══ Information supplied
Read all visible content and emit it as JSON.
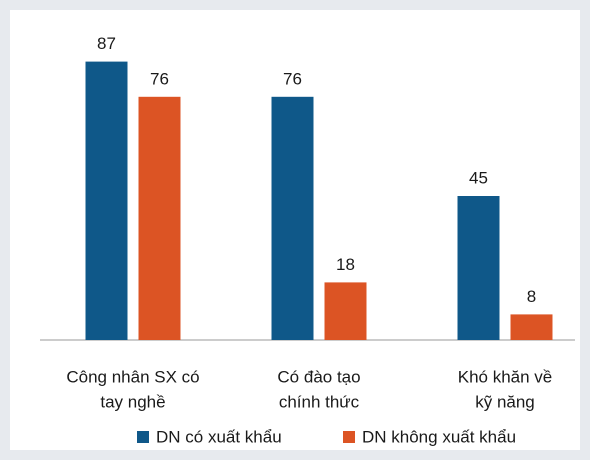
{
  "chart_data": {
    "type": "bar",
    "categories": [
      [
        "Công nhân SX có",
        "tay nghề"
      ],
      [
        "Có đào tạo",
        "chính thức"
      ],
      [
        "Khó khăn về",
        "kỹ năng"
      ]
    ],
    "series": [
      {
        "name": "DN có xuất khẩu",
        "color": "#0f5889",
        "values": [
          87,
          76,
          45
        ]
      },
      {
        "name": "DN không xuất khẩu",
        "color": "#dc5424",
        "values": [
          76,
          18,
          8
        ]
      }
    ],
    "ylim": [
      0,
      100
    ]
  }
}
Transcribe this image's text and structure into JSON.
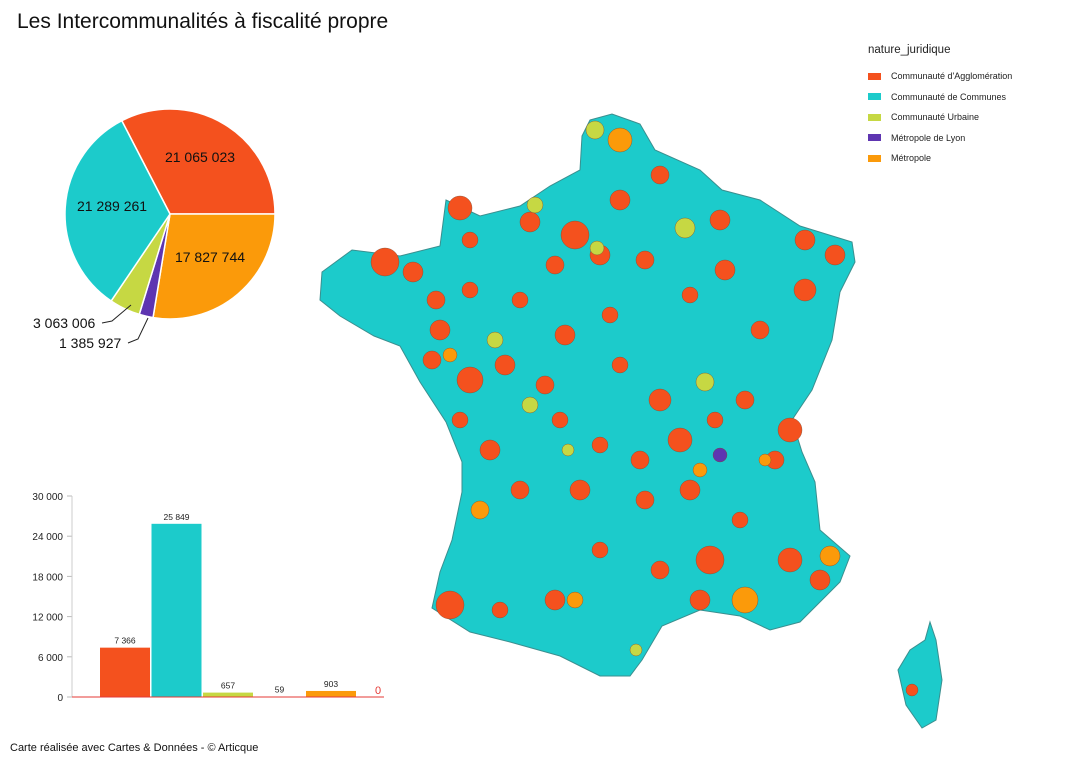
════
* [Aim] Write the records out again in full, exactly, and skip every picture.

* [Problem solution]
Read all visible content and emit it as JSON.
{
  "chart_data": {
    "type": "bar",
    "categories": [
      [
        "Công nhân SX có",
        "tay nghề"
      ],
      [
        "Có đào tạo",
        "chính thức"
      ],
      [
        "Khó khăn về",
        "kỹ năng"
      ]
    ],
    "series": [
      {
        "name": "DN có xuất khẩu",
        "color": "#0f5889",
        "values": [
          87,
          76,
          45
        ]
      },
      {
        "name": "DN không xuất khẩu",
        "color": "#dc5424",
        "values": [
          76,
          18,
          8
        ]
      }
    ],
    "ylim": [
      0,
      100
    ]
  }
}
Transcribe this image's text and structure into JSON.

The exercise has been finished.